─── MATERIAL
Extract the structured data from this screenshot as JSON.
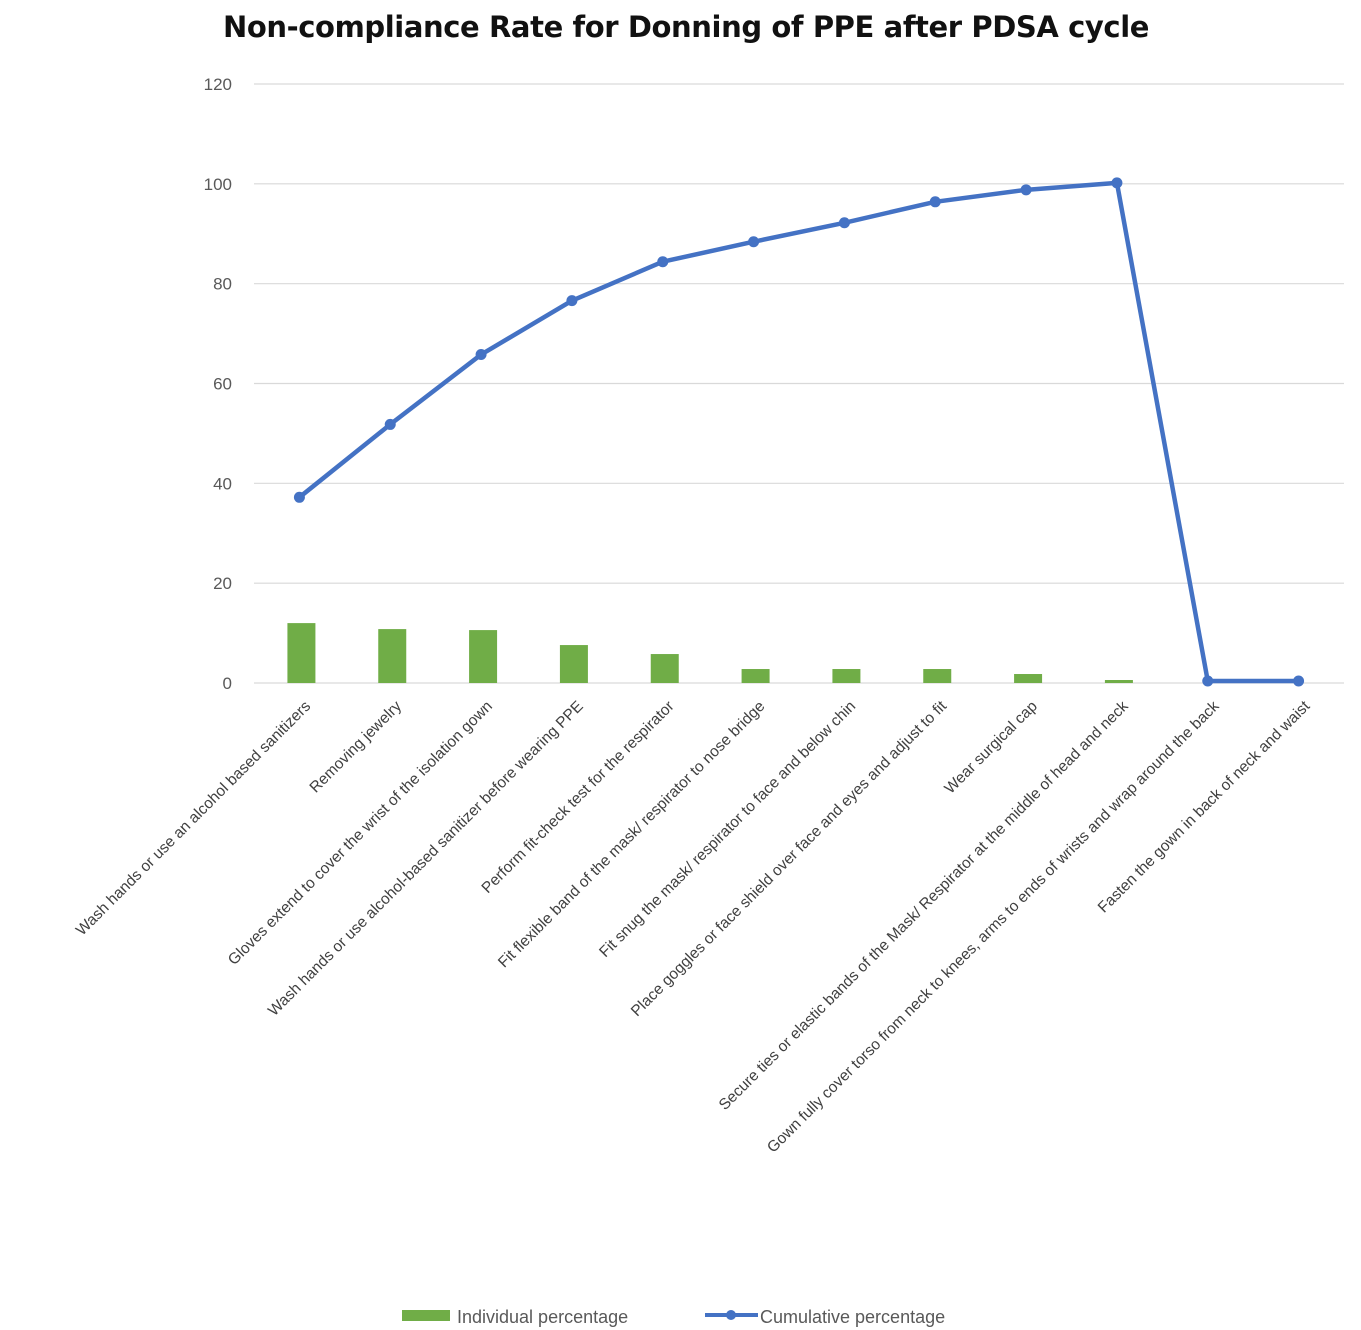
{
  "chart_data": {
    "type": "bar",
    "title": "Non-compliance Rate for Donning of PPE after PDSA cycle",
    "xlabel": "",
    "ylabel": "",
    "ylim": [
      0,
      120
    ],
    "yticks": [
      0,
      20,
      40,
      60,
      80,
      100,
      120
    ],
    "grid": true,
    "legend_position": "bottom",
    "colors": {
      "bar": "#70ad47",
      "line": "#4472c4",
      "grid": "#d9d9d9"
    },
    "categories": [
      "Wash hands or use an alcohol based sanitizers",
      "Removing jewelry",
      "Gloves extend to cover the wrist of the isolation gown",
      "Wash hands or use alcohol-based sanitizer before wearing PPE",
      "Perform fit-check test for the respirator",
      "Fit flexible band of the mask/ respirator to nose bridge",
      "Fit snug the mask/ respirator to face and below chin",
      "Place goggles or face shield over face and eyes and adjust to fit",
      "Wear surgical cap",
      "Secure ties or elastic bands of the Mask/ Respirator at the middle of head and neck",
      "Gown fully cover torso from neck to knees, arms to ends of wrists and wrap around the back",
      "Fasten the gown in back of neck and waist"
    ],
    "series": [
      {
        "name": "Individual percentage",
        "type": "bar",
        "values": [
          12,
          10.8,
          10.6,
          7.6,
          5.8,
          2.8,
          2.8,
          2.8,
          1.8,
          0.6,
          0,
          0
        ]
      },
      {
        "name": "Cumulative percentage",
        "type": "line",
        "values": [
          37.2,
          51.8,
          65.8,
          76.6,
          84.4,
          88.4,
          92.2,
          96.4,
          98.8,
          100.2,
          0.4,
          0.4
        ]
      }
    ]
  }
}
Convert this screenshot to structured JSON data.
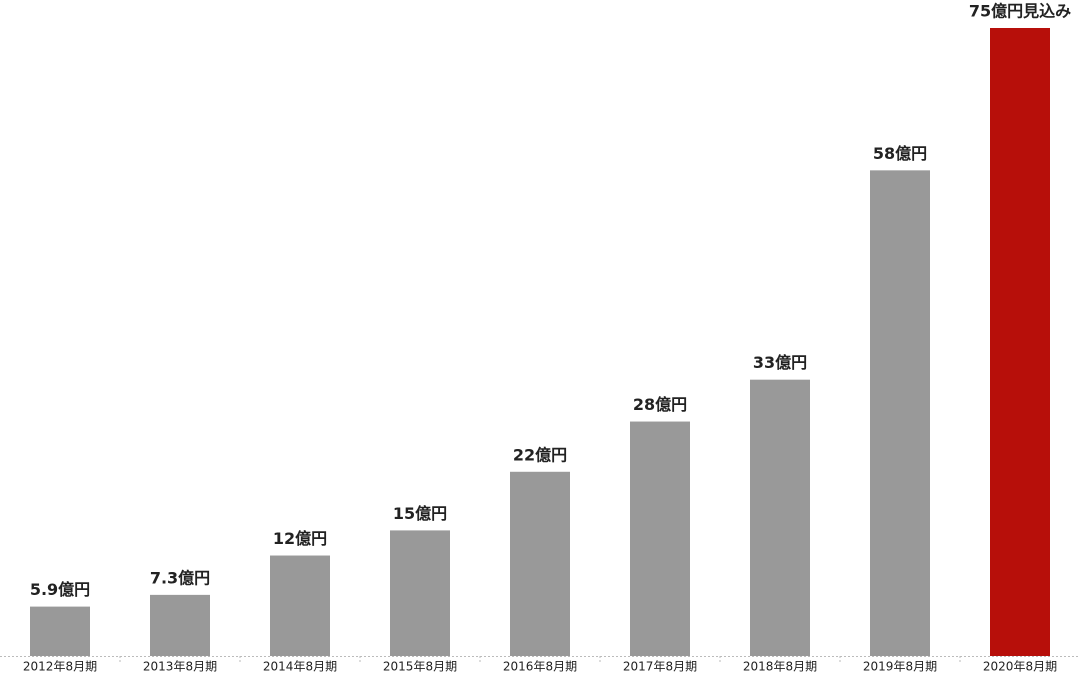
{
  "chart_data": {
    "type": "bar",
    "categories": [
      "2012年8月期",
      "2013年8月期",
      "2014年8月期",
      "2015年8月期",
      "2016年8月期",
      "2017年8月期",
      "2018年8月期",
      "2019年8月期",
      "2020年8月期"
    ],
    "values": [
      5.9,
      7.3,
      12,
      15,
      22,
      28,
      33,
      58,
      75
    ],
    "value_labels": [
      "5.9億円",
      "7.3億円",
      "12億円",
      "15億円",
      "22億円",
      "28億円",
      "33億円",
      "58億円",
      "75億円見込み"
    ],
    "colors": [
      "#999999",
      "#999999",
      "#999999",
      "#999999",
      "#999999",
      "#999999",
      "#999999",
      "#999999",
      "#b70f0a"
    ]
  }
}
──────
EXERCISE BRIEF: Write out the full listing verbatim, excluding its pictures.

SOLUTION TO THIS EXERCISE:
Extract the structured data from this screenshot as JSON.
{
  "chart_data": {
    "type": "bar",
    "title": "Non-compliance Rate for Donning of PPE after PDSA cycle",
    "xlabel": "",
    "ylabel": "",
    "ylim": [
      0,
      120
    ],
    "yticks": [
      0,
      20,
      40,
      60,
      80,
      100,
      120
    ],
    "grid": true,
    "legend_position": "bottom",
    "colors": {
      "bar": "#70ad47",
      "line": "#4472c4",
      "grid": "#d9d9d9"
    },
    "categories": [
      "Wash hands or use an alcohol based sanitizers",
      "Removing jewelry",
      "Gloves extend to cover the wrist of the isolation gown",
      "Wash hands or use alcohol-based sanitizer before wearing PPE",
      "Perform fit-check test for the respirator",
      "Fit flexible band of the mask/ respirator to nose bridge",
      "Fit snug the mask/ respirator to face and below chin",
      "Place goggles or face shield over face and eyes and adjust to fit",
      "Wear surgical cap",
      "Secure ties or elastic bands of the Mask/ Respirator at the middle of head and neck",
      "Gown fully cover torso from neck to knees, arms to ends of wrists and wrap around the back",
      "Fasten the gown in back of neck and waist"
    ],
    "series": [
      {
        "name": "Individual percentage",
        "type": "bar",
        "values": [
          12,
          10.8,
          10.6,
          7.6,
          5.8,
          2.8,
          2.8,
          2.8,
          1.8,
          0.6,
          0,
          0
        ]
      },
      {
        "name": "Cumulative percentage",
        "type": "line",
        "values": [
          37.2,
          51.8,
          65.8,
          76.6,
          84.4,
          88.4,
          92.2,
          96.4,
          98.8,
          100.2,
          0.4,
          0.4
        ]
      }
    ]
  }
}
Convert this screenshot to structured JSON data.
{
  "chart_data": {
    "type": "bar",
    "categories": [
      "2012年8月期",
      "2013年8月期",
      "2014年8月期",
      "2015年8月期",
      "2016年8月期",
      "2017年8月期",
      "2018年8月期",
      "2019年8月期",
      "2020年8月期"
    ],
    "values": [
      5.9,
      7.3,
      12,
      15,
      22,
      28,
      33,
      58,
      75
    ],
    "value_labels": [
      "5.9億円",
      "7.3億円",
      "12億円",
      "15億円",
      "22億円",
      "28億円",
      "33億円",
      "58億円",
      "75億円見込み"
    ],
    "colors": [
      "#999999",
      "#999999",
      "#999999",
      "#999999",
      "#999999",
      "#999999",
      "#999999",
      "#999999",
      "#b70f0a"
    ]
  }
}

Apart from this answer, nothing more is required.